> [Task to complete]:
Output the data word for word, dropping every image.

> [Dataset]:
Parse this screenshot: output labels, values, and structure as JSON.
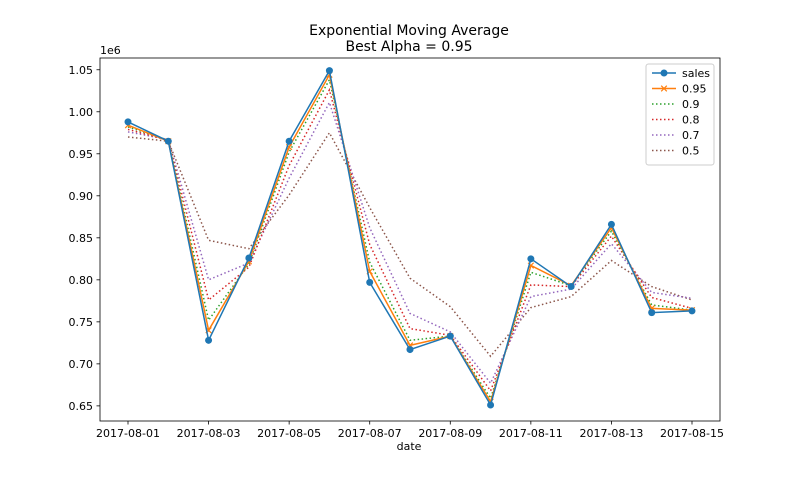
{
  "chart_data": {
    "type": "line",
    "title": "Exponential Moving Average",
    "subtitle": "Best Alpha = 0.95",
    "xlabel": "date",
    "ylabel": "",
    "y_offset_label": "1e6",
    "ylim": [
      0.632,
      1.064
    ],
    "yticks": [
      0.65,
      0.7,
      0.75,
      0.8,
      0.85,
      0.9,
      0.95,
      1.0,
      1.05
    ],
    "ytick_labels": [
      "0.65",
      "0.70",
      "0.75",
      "0.80",
      "0.85",
      "0.90",
      "0.95",
      "1.00",
      "1.05"
    ],
    "x": [
      "2017-08-01",
      "2017-08-02",
      "2017-08-03",
      "2017-08-04",
      "2017-08-05",
      "2017-08-06",
      "2017-08-07",
      "2017-08-08",
      "2017-08-09",
      "2017-08-10",
      "2017-08-11",
      "2017-08-12",
      "2017-08-13",
      "2017-08-14",
      "2017-08-15"
    ],
    "xtick_labels": [
      "2017-08-01",
      "2017-08-03",
      "2017-08-05",
      "2017-08-07",
      "2017-08-09",
      "2017-08-11",
      "2017-08-13",
      "2017-08-15"
    ],
    "legend_position": "top-right",
    "series": [
      {
        "name": "sales",
        "color": "#1f77b4",
        "style": "solid-marker-circle",
        "values": [
          0.988,
          0.965,
          0.728,
          0.826,
          0.965,
          1.049,
          0.797,
          0.717,
          0.733,
          0.651,
          0.825,
          0.792,
          0.866,
          0.761,
          0.763
        ]
      },
      {
        "name": "0.95",
        "color": "#ff7f0e",
        "style": "solid-marker-x",
        "values": [
          0.984,
          0.965,
          0.74,
          0.822,
          0.958,
          1.044,
          0.81,
          0.722,
          0.733,
          0.655,
          0.817,
          0.793,
          0.862,
          0.766,
          0.764
        ]
      },
      {
        "name": "0.9",
        "color": "#2ca02c",
        "style": "dotted",
        "values": [
          0.982,
          0.966,
          0.752,
          0.819,
          0.952,
          1.038,
          0.821,
          0.728,
          0.733,
          0.659,
          0.809,
          0.793,
          0.858,
          0.77,
          0.764
        ]
      },
      {
        "name": "0.8",
        "color": "#d62728",
        "style": "dotted",
        "values": [
          0.979,
          0.966,
          0.776,
          0.815,
          0.936,
          1.026,
          0.842,
          0.742,
          0.734,
          0.668,
          0.794,
          0.792,
          0.852,
          0.779,
          0.766
        ]
      },
      {
        "name": "0.7",
        "color": "#9467bd",
        "style": "dotted",
        "values": [
          0.976,
          0.967,
          0.8,
          0.82,
          0.921,
          1.011,
          0.862,
          0.76,
          0.738,
          0.677,
          0.78,
          0.789,
          0.843,
          0.785,
          0.778
        ]
      },
      {
        "name": "0.5",
        "color": "#8c564b",
        "style": "dotted",
        "values": [
          0.97,
          0.965,
          0.847,
          0.837,
          0.901,
          0.975,
          0.886,
          0.802,
          0.768,
          0.709,
          0.767,
          0.78,
          0.823,
          0.792,
          0.776
        ]
      }
    ]
  }
}
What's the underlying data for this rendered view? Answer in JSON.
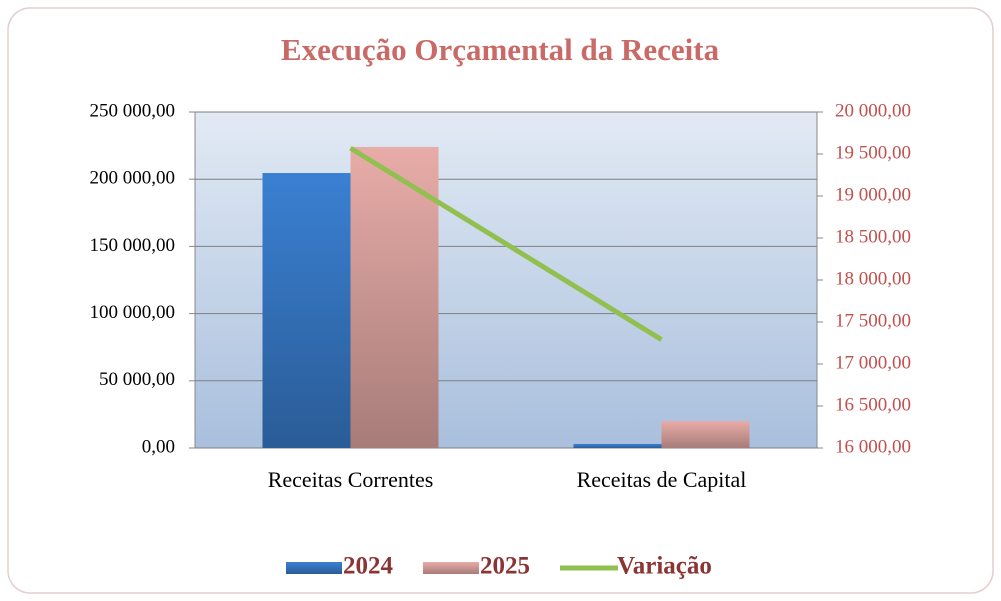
{
  "chart_data": {
    "type": "bar",
    "title": "Execução Orçamental da Receita",
    "categories": [
      "Receitas Correntes",
      "Receitas de Capital"
    ],
    "series": [
      {
        "name": "2024",
        "color": "#3a80d2",
        "values": [
          204600,
          3000
        ]
      },
      {
        "name": "2025",
        "color": "#e8aca8",
        "values": [
          224000,
          20000
        ]
      },
      {
        "name": "Variação",
        "type": "line",
        "axis": "y2",
        "color": "#92c050",
        "values": [
          19570,
          17290
        ]
      }
    ],
    "ylim": [
      0,
      250000
    ],
    "yticks": [
      {
        "value": 0,
        "label": "0,00"
      },
      {
        "value": 50000,
        "label": "50 000,00"
      },
      {
        "value": 100000,
        "label": "100 000,00"
      },
      {
        "value": 150000,
        "label": "150 000,00"
      },
      {
        "value": 200000,
        "label": "200 000,00"
      },
      {
        "value": 250000,
        "label": "250 000,00"
      }
    ],
    "y2lim": [
      16000,
      20000
    ],
    "y2ticks": [
      {
        "value": 16000,
        "label": "16 000,00"
      },
      {
        "value": 16500,
        "label": "16 500,00"
      },
      {
        "value": 17000,
        "label": "17 000,00"
      },
      {
        "value": 17500,
        "label": "17 500,00"
      },
      {
        "value": 18000,
        "label": "18 000,00"
      },
      {
        "value": 18500,
        "label": "18 500,00"
      },
      {
        "value": 19000,
        "label": "19 000,00"
      },
      {
        "value": 19500,
        "label": "19 500,00"
      },
      {
        "value": 20000,
        "label": "20 000,00"
      }
    ],
    "grid": true,
    "legend": "bottom"
  }
}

> [Reply to the exercise]:
Parse this screenshot: output labels, values, and structure as JSON.
{
  "chart_data": {
    "type": "line",
    "title": "Exponential Moving Average",
    "subtitle": "Best Alpha = 0.95",
    "xlabel": "date",
    "ylabel": "",
    "y_offset_label": "1e6",
    "ylim": [
      0.632,
      1.064
    ],
    "yticks": [
      0.65,
      0.7,
      0.75,
      0.8,
      0.85,
      0.9,
      0.95,
      1.0,
      1.05
    ],
    "ytick_labels": [
      "0.65",
      "0.70",
      "0.75",
      "0.80",
      "0.85",
      "0.90",
      "0.95",
      "1.00",
      "1.05"
    ],
    "x": [
      "2017-08-01",
      "2017-08-02",
      "2017-08-03",
      "2017-08-04",
      "2017-08-05",
      "2017-08-06",
      "2017-08-07",
      "2017-08-08",
      "2017-08-09",
      "2017-08-10",
      "2017-08-11",
      "2017-08-12",
      "2017-08-13",
      "2017-08-14",
      "2017-08-15"
    ],
    "xtick_labels": [
      "2017-08-01",
      "2017-08-03",
      "2017-08-05",
      "2017-08-07",
      "2017-08-09",
      "2017-08-11",
      "2017-08-13",
      "2017-08-15"
    ],
    "legend_position": "top-right",
    "series": [
      {
        "name": "sales",
        "color": "#1f77b4",
        "style": "solid-marker-circle",
        "values": [
          0.988,
          0.965,
          0.728,
          0.826,
          0.965,
          1.049,
          0.797,
          0.717,
          0.733,
          0.651,
          0.825,
          0.792,
          0.866,
          0.761,
          0.763
        ]
      },
      {
        "name": "0.95",
        "color": "#ff7f0e",
        "style": "solid-marker-x",
        "values": [
          0.984,
          0.965,
          0.74,
          0.822,
          0.958,
          1.044,
          0.81,
          0.722,
          0.733,
          0.655,
          0.817,
          0.793,
          0.862,
          0.766,
          0.764
        ]
      },
      {
        "name": "0.9",
        "color": "#2ca02c",
        "style": "dotted",
        "values": [
          0.982,
          0.966,
          0.752,
          0.819,
          0.952,
          1.038,
          0.821,
          0.728,
          0.733,
          0.659,
          0.809,
          0.793,
          0.858,
          0.77,
          0.764
        ]
      },
      {
        "name": "0.8",
        "color": "#d62728",
        "style": "dotted",
        "values": [
          0.979,
          0.966,
          0.776,
          0.815,
          0.936,
          1.026,
          0.842,
          0.742,
          0.734,
          0.668,
          0.794,
          0.792,
          0.852,
          0.779,
          0.766
        ]
      },
      {
        "name": "0.7",
        "color": "#9467bd",
        "style": "dotted",
        "values": [
          0.976,
          0.967,
          0.8,
          0.82,
          0.921,
          1.011,
          0.862,
          0.76,
          0.738,
          0.677,
          0.78,
          0.789,
          0.843,
          0.785,
          0.778
        ]
      },
      {
        "name": "0.5",
        "color": "#8c564b",
        "style": "dotted",
        "values": [
          0.97,
          0.965,
          0.847,
          0.837,
          0.901,
          0.975,
          0.886,
          0.802,
          0.768,
          0.709,
          0.767,
          0.78,
          0.823,
          0.792,
          0.776
        ]
      }
    ]
  }
}
What's the underlying data for this rendered view? Answer in JSON.
{
  "chart_data": {
    "type": "bar",
    "title": "Execução Orçamental da Receita",
    "categories": [
      "Receitas Correntes",
      "Receitas de Capital"
    ],
    "series": [
      {
        "name": "2024",
        "color": "#3a80d2",
        "values": [
          204600,
          3000
        ]
      },
      {
        "name": "2025",
        "color": "#e8aca8",
        "values": [
          224000,
          20000
        ]
      },
      {
        "name": "Variação",
        "type": "line",
        "axis": "y2",
        "color": "#92c050",
        "values": [
          19570,
          17290
        ]
      }
    ],
    "ylim": [
      0,
      250000
    ],
    "yticks": [
      {
        "value": 0,
        "label": "0,00"
      },
      {
        "value": 50000,
        "label": "50 000,00"
      },
      {
        "value": 100000,
        "label": "100 000,00"
      },
      {
        "value": 150000,
        "label": "150 000,00"
      },
      {
        "value": 200000,
        "label": "200 000,00"
      },
      {
        "value": 250000,
        "label": "250 000,00"
      }
    ],
    "y2lim": [
      16000,
      20000
    ],
    "y2ticks": [
      {
        "value": 16000,
        "label": "16 000,00"
      },
      {
        "value": 16500,
        "label": "16 500,00"
      },
      {
        "value": 17000,
        "label": "17 000,00"
      },
      {
        "value": 17500,
        "label": "17 500,00"
      },
      {
        "value": 18000,
        "label": "18 000,00"
      },
      {
        "value": 18500,
        "label": "18 500,00"
      },
      {
        "value": 19000,
        "label": "19 000,00"
      },
      {
        "value": 19500,
        "label": "19 500,00"
      },
      {
        "value": 20000,
        "label": "20 000,00"
      }
    ],
    "grid": true,
    "legend": "bottom"
  }
}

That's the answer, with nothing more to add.